■ What you will do ■
Establish how many lines in the material include the string "values" and report it as a lone number.

■ Excerpted records ■
+-------+
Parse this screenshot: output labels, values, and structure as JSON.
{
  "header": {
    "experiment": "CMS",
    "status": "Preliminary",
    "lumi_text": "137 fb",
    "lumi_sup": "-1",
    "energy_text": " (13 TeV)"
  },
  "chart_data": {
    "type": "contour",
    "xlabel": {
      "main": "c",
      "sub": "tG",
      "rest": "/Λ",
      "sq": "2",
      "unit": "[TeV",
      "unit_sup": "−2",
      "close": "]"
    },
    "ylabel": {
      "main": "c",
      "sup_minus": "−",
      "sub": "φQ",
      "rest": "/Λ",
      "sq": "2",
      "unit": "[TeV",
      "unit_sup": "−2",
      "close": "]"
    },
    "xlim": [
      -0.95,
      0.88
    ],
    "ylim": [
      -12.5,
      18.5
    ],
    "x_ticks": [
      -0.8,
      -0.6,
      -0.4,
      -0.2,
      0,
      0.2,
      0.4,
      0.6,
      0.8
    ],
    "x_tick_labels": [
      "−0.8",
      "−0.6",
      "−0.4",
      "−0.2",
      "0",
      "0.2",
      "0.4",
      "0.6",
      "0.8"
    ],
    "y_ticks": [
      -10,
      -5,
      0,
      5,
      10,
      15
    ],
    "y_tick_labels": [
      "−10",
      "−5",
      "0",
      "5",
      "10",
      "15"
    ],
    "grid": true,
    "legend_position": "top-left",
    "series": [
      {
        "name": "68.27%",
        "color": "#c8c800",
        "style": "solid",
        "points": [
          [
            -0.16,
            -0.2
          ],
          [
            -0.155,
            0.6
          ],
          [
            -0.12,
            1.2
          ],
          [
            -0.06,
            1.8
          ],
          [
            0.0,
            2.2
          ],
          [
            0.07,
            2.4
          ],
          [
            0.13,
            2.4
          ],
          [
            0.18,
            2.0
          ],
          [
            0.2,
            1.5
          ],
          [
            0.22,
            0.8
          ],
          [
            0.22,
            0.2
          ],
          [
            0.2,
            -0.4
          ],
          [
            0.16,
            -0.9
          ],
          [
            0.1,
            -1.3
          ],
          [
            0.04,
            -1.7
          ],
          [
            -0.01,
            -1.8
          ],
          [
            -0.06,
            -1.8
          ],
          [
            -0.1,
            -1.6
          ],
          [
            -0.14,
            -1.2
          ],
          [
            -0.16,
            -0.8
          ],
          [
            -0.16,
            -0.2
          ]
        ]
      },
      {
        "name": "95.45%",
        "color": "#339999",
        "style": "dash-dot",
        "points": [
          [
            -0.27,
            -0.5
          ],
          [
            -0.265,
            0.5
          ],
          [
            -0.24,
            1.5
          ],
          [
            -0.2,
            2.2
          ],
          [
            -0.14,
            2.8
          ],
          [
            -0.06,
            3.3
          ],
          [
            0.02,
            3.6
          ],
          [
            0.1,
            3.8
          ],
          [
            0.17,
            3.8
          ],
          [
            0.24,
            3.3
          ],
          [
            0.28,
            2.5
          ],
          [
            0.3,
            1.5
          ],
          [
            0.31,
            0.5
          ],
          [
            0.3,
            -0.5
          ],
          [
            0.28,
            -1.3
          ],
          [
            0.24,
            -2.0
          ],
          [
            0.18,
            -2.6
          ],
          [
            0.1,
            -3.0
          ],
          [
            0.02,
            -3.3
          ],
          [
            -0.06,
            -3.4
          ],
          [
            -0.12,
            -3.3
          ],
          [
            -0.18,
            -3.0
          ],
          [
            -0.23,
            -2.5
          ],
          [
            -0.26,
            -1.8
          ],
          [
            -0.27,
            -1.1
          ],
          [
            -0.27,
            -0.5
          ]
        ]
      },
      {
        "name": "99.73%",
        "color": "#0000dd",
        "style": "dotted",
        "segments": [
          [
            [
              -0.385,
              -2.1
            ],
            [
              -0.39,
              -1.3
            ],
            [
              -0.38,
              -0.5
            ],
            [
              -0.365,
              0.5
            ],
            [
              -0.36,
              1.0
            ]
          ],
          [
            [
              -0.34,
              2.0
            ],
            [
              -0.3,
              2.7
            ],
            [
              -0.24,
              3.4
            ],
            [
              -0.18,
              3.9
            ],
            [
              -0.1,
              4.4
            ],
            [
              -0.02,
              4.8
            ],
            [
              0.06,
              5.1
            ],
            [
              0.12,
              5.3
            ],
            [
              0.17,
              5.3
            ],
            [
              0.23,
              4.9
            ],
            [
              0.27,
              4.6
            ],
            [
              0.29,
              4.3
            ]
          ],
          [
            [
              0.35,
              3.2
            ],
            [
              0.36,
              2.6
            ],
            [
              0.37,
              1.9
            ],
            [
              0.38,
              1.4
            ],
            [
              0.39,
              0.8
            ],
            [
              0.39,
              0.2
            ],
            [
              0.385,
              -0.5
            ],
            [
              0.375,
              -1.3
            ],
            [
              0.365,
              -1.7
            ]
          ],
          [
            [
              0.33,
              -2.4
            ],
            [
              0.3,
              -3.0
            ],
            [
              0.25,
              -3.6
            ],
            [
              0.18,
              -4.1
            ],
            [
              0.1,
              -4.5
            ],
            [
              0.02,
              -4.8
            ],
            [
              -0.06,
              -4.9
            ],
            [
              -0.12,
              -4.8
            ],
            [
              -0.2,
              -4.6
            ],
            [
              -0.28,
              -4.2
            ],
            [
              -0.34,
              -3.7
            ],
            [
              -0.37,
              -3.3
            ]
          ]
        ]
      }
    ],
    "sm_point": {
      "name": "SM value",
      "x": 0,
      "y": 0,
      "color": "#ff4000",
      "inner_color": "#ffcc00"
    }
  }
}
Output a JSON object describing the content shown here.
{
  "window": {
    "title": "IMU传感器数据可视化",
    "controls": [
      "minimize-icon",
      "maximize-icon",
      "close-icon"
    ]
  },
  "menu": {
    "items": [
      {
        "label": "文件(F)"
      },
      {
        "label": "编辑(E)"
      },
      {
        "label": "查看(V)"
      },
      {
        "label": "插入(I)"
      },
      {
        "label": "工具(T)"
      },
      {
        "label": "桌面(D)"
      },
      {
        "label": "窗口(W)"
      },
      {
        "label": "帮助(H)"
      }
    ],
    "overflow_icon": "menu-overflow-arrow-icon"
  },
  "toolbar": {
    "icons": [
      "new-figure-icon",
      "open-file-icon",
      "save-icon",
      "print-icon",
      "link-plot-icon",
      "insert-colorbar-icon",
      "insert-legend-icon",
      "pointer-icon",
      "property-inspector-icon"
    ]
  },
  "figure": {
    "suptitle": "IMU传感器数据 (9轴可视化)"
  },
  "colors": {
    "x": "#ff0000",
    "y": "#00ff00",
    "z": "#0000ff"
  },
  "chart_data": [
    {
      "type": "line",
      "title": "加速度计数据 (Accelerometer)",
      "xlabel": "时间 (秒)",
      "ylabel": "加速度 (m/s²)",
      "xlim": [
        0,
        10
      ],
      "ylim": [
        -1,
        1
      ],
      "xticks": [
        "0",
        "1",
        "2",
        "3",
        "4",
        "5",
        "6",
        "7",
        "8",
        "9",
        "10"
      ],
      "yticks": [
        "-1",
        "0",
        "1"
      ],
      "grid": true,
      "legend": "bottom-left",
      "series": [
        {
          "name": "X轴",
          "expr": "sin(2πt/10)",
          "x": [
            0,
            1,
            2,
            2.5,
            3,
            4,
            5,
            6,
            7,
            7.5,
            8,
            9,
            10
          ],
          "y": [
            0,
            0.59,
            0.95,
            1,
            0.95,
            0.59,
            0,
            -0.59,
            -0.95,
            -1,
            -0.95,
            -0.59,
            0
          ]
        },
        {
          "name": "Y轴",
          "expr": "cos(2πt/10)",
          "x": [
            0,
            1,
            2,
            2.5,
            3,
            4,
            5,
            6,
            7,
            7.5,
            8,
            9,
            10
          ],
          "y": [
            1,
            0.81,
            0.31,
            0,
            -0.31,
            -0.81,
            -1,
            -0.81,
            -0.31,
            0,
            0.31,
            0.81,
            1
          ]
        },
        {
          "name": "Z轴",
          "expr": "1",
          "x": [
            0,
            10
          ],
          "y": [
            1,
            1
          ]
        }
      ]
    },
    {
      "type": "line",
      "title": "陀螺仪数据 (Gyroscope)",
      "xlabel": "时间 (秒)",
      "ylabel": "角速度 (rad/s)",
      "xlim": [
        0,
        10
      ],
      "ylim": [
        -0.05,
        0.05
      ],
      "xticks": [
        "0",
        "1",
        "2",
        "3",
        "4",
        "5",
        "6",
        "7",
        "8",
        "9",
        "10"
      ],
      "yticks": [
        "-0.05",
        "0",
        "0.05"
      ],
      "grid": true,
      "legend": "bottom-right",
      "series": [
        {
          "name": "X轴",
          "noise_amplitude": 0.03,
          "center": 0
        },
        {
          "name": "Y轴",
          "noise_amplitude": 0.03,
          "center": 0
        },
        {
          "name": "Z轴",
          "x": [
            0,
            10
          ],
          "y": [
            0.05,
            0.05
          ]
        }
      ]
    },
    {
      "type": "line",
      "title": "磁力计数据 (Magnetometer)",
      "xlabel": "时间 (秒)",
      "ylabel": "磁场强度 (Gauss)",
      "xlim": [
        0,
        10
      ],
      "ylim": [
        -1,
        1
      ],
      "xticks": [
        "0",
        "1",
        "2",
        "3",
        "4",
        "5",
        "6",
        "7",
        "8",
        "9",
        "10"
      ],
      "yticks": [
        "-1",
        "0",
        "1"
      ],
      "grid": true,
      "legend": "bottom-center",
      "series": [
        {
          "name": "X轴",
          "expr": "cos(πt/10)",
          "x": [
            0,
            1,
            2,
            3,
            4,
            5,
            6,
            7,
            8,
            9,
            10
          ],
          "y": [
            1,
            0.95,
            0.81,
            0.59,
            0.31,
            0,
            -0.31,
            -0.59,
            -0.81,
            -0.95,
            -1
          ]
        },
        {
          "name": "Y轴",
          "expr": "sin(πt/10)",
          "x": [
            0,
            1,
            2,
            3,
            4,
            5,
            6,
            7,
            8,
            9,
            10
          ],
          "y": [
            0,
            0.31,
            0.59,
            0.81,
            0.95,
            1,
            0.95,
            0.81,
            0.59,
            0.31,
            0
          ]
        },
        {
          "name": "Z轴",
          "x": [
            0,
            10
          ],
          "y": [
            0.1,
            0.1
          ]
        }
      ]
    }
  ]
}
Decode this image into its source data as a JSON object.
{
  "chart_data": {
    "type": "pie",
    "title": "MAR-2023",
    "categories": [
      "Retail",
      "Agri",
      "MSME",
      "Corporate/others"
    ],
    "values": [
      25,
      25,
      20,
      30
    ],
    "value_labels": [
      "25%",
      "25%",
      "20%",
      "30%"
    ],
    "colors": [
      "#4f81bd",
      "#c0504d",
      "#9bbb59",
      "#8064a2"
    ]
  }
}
+-------+
■ Expected output ■
2